Requirement >> The records below should be printed once more, exactly as they appear.

::::

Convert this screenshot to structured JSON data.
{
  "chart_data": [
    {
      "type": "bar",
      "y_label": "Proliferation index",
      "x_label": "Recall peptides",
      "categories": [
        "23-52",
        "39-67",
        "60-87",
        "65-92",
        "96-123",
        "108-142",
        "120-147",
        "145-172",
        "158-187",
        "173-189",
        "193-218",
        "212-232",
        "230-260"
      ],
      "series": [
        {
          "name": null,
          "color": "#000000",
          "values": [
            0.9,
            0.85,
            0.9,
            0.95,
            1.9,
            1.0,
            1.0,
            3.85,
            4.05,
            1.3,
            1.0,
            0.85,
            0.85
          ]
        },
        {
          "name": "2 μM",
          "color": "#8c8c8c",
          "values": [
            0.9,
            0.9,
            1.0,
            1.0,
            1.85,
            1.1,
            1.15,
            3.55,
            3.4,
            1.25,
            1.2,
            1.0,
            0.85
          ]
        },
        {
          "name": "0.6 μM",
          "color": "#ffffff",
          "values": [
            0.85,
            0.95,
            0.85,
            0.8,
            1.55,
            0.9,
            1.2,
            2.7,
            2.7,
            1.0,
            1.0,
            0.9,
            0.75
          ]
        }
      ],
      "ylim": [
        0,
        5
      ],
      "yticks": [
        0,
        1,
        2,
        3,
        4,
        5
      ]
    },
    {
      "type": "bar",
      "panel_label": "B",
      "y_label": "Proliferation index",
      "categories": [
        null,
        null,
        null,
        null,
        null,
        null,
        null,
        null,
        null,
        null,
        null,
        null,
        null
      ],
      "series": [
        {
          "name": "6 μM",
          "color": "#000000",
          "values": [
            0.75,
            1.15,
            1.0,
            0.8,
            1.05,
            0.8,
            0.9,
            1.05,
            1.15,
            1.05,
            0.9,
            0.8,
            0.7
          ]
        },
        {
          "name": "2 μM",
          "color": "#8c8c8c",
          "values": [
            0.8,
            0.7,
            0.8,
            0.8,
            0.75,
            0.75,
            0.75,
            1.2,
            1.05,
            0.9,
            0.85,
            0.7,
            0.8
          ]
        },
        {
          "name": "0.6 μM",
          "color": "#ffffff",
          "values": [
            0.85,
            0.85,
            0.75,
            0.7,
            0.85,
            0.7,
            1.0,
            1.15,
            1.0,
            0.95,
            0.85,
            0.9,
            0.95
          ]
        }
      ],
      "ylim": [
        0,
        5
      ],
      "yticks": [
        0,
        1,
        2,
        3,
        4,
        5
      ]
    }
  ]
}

::::

Response below >>
Convert this screenshot to structured JSON data.
{
  "chart_data": [
    {
      "type": "bar",
      "y_label": "Proliferation index",
      "x_label": "Recall peptides",
      "categories": [
        "23-52",
        "39-67",
        "60-87",
        "65-92",
        "96-123",
        "108-142",
        "120-147",
        "145-172",
        "158-187",
        "173-189",
        "193-218",
        "212-232",
        "230-260"
      ],
      "series": [
        {
          "name": null,
          "color": "#000000",
          "values": [
            0.9,
            0.85,
            0.9,
            0.95,
            1.9,
            1.0,
            1.0,
            3.85,
            4.05,
            1.3,
            1.0,
            0.85,
            0.85
          ]
        },
        {
          "name": "2 μM",
          "color": "#8c8c8c",
          "values": [
            0.9,
            0.9,
            1.0,
            1.0,
            1.85,
            1.1,
            1.15,
            3.55,
            3.4,
            1.25,
            1.2,
            1.0,
            0.85
          ]
        },
        {
          "name": "0.6 μM",
          "color": "#ffffff",
          "values": [
            0.85,
            0.95,
            0.85,
            0.8,
            1.55,
            0.9,
            1.2,
            2.7,
            2.7,
            1.0,
            1.0,
            0.9,
            0.75
          ]
        }
      ],
      "ylim": [
        0,
        5
      ],
      "yticks": [
        0,
        1,
        2,
        3,
        4,
        5
      ]
    },
    {
      "type": "bar",
      "panel_label": "B",
      "y_label": "Proliferation index",
      "categories": [
        null,
        null,
        null,
        null,
        null,
        null,
        null,
        null,
        null,
        null,
        null,
        null,
        null
      ],
      "series": [
        {
          "name": "6 μM",
          "color": "#000000",
          "values": [
            0.75,
            1.15,
            1.0,
            0.8,
            1.05,
            0.8,
            0.9,
            1.05,
            1.15,
            1.05,
            0.9,
            0.8,
            0.7
          ]
        },
        {
          "name": "2 μM",
          "color": "#8c8c8c",
          "values": [
            0.8,
            0.7,
            0.8,
            0.8,
            0.75,
            0.75,
            0.75,
            1.2,
            1.05,
            0.9,
            0.85,
            0.7,
            0.8
          ]
        },
        {
          "name": "0.6 μM",
          "color": "#ffffff",
          "values": [
            0.85,
            0.85,
            0.75,
            0.7,
            0.85,
            0.7,
            1.0,
            1.15,
            1.0,
            0.95,
            0.85,
            0.9,
            0.95
          ]
        }
      ],
      "ylim": [
        0,
        5
      ],
      "yticks": [
        0,
        1,
        2,
        3,
        4,
        5
      ]
    }
  ]
}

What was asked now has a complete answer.